» The problem
Pick out the lines below that include the string "seri".

Records from a collection
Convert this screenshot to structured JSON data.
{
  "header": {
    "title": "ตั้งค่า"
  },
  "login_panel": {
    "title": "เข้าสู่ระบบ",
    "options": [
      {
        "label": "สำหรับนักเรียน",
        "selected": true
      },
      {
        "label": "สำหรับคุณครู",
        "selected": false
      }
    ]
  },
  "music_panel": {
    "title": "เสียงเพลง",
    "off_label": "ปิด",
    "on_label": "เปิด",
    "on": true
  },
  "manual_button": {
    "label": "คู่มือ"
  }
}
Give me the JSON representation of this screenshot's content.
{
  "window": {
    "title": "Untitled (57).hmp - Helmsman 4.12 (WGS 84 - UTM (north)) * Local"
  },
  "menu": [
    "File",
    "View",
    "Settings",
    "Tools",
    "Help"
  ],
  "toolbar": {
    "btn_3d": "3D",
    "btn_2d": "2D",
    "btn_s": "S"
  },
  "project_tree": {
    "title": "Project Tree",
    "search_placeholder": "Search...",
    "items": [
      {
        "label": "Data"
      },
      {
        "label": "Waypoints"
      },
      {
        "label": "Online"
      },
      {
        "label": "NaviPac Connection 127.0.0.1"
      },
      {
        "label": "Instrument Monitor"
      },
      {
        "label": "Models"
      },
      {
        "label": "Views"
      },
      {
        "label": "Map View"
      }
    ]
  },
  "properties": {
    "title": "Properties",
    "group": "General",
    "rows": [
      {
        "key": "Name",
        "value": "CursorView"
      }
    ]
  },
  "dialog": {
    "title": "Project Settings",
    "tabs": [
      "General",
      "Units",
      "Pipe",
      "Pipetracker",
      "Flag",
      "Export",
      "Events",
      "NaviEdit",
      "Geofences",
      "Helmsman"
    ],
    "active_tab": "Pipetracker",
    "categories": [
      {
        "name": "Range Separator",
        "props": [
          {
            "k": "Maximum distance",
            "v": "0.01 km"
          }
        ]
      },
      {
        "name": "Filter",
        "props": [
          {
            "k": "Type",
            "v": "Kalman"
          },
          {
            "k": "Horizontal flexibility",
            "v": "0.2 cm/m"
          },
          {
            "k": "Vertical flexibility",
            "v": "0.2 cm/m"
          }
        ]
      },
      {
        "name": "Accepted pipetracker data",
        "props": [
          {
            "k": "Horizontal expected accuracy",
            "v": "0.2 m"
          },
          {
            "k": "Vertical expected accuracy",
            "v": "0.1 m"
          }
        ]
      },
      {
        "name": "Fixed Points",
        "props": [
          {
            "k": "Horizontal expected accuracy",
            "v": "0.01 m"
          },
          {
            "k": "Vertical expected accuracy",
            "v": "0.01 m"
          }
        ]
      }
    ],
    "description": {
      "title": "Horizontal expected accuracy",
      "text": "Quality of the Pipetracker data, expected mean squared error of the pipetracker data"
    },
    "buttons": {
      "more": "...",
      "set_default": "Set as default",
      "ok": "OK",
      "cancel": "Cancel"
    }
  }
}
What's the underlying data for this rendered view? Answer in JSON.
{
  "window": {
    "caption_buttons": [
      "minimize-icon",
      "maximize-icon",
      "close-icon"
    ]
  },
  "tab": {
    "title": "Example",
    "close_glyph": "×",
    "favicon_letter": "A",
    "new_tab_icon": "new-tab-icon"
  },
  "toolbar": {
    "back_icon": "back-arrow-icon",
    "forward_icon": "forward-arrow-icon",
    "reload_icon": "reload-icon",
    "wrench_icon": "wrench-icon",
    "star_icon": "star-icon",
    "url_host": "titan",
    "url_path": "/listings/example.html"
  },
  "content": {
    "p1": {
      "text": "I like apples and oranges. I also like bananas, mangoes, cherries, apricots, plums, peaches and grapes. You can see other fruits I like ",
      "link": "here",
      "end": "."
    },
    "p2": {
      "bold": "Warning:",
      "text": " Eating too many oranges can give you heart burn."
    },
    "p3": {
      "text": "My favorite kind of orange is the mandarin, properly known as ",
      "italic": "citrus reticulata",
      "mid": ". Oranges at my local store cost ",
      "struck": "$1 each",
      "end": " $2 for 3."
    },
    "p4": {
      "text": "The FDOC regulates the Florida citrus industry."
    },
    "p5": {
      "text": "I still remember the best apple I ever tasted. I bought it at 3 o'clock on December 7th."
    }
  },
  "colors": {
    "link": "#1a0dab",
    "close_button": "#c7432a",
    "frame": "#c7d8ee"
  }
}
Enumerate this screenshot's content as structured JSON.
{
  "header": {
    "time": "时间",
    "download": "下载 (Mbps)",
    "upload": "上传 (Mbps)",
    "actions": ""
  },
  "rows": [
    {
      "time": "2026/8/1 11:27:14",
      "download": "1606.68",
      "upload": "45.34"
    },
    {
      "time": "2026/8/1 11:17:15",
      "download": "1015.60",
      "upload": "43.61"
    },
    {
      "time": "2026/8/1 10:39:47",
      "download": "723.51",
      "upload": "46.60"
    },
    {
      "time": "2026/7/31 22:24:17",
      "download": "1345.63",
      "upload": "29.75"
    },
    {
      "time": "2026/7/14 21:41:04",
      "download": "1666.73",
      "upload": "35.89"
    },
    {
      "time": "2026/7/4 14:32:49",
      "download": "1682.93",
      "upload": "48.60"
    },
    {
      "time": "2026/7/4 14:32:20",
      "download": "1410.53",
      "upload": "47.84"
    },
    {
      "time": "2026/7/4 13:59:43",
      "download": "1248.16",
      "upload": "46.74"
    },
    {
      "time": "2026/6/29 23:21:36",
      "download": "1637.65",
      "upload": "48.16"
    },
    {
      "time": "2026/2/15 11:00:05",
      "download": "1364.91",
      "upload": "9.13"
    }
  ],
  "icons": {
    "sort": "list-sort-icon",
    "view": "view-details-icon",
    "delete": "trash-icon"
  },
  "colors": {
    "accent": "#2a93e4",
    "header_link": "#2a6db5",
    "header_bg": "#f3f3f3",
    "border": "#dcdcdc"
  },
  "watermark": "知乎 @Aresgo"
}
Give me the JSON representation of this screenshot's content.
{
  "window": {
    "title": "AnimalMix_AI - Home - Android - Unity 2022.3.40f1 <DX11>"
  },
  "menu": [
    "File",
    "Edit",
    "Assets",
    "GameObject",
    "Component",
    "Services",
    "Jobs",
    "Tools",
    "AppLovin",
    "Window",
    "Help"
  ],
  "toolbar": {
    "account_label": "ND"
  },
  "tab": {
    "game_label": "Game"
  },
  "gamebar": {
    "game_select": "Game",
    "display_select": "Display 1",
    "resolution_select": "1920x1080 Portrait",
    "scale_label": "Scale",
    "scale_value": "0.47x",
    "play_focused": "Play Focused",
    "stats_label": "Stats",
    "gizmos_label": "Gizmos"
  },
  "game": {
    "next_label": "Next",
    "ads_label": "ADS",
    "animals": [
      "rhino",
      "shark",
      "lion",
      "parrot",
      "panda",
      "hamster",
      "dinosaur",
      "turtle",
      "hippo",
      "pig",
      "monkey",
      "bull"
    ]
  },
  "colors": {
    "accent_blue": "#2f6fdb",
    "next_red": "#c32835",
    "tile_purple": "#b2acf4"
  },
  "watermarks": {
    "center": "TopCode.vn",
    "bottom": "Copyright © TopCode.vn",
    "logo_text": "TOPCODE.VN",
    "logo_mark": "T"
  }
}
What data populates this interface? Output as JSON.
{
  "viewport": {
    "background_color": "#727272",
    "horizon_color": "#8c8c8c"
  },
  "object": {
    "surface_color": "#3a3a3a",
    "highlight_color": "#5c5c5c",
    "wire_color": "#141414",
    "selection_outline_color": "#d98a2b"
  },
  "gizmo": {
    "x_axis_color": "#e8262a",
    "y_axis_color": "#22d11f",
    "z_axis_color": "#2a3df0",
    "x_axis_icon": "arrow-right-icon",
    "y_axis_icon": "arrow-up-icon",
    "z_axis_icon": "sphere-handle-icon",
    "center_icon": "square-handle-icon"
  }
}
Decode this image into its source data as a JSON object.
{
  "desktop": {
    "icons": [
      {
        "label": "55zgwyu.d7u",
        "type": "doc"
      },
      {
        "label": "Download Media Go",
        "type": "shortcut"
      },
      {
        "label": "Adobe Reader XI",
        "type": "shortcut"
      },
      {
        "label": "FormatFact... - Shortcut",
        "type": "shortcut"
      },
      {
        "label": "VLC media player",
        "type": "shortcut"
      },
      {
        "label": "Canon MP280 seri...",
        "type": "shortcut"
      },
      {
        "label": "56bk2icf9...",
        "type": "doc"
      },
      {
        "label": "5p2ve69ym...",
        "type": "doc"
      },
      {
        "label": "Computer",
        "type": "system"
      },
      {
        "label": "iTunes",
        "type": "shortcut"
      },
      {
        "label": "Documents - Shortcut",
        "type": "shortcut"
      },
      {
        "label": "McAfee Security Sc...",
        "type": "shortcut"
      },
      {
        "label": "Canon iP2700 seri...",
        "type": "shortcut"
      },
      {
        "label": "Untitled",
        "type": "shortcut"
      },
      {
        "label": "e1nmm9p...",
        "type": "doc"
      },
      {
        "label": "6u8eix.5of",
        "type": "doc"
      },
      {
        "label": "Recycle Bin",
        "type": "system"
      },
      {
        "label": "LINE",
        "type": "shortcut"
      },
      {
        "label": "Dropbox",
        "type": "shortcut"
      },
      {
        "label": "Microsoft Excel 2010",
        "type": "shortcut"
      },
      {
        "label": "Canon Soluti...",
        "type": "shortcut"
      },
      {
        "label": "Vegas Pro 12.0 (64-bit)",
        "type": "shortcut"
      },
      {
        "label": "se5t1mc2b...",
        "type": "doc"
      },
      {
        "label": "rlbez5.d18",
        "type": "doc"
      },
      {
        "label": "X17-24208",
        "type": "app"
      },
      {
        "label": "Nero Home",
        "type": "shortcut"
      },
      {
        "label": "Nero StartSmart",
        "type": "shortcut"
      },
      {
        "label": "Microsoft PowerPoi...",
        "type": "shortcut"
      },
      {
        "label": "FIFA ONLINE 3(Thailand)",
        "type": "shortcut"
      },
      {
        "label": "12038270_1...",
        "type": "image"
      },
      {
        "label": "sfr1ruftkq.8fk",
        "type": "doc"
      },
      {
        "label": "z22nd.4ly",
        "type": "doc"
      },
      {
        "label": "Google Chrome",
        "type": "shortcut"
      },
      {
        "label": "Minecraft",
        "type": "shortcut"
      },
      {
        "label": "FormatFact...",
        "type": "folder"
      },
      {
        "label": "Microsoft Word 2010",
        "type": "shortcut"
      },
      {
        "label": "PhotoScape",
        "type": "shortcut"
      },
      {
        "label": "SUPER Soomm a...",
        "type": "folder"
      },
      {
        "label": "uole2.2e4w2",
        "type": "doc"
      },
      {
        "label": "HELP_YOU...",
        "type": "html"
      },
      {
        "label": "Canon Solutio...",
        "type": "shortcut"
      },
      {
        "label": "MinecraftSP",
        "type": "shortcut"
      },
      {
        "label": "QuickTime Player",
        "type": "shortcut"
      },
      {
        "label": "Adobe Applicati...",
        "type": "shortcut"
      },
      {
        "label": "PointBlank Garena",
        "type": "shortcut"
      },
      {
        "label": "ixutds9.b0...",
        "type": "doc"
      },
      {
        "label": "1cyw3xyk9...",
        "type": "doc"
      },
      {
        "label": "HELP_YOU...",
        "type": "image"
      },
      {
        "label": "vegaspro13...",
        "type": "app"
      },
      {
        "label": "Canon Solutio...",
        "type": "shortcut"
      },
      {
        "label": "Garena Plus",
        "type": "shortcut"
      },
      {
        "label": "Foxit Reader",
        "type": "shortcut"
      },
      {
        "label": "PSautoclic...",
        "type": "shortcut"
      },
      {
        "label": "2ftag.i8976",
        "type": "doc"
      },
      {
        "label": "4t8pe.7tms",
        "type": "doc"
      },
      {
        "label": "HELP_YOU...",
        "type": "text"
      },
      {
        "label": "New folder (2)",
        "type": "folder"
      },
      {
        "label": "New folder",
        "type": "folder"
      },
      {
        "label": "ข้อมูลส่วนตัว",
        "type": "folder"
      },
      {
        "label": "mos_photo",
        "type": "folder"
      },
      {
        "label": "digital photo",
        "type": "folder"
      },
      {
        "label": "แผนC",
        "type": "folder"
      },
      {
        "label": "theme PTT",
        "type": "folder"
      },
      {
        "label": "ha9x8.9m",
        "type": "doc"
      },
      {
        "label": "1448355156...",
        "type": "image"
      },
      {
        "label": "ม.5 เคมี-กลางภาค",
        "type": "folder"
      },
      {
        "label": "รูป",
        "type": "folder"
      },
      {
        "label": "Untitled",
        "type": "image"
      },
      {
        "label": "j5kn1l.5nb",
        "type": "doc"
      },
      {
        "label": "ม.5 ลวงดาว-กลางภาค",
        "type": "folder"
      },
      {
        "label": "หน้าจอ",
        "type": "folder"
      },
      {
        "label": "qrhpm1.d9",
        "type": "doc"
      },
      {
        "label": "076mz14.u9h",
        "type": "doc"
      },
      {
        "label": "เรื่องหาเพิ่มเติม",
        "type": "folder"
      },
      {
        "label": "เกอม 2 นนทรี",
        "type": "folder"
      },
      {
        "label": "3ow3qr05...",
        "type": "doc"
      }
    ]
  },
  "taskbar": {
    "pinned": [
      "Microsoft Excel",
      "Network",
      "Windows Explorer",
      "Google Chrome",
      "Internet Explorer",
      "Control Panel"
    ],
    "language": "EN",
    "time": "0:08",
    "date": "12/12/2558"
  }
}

» Written answer
        "label": "Canon MP280 seri...",
        "label": "Canon iP2700 seri...",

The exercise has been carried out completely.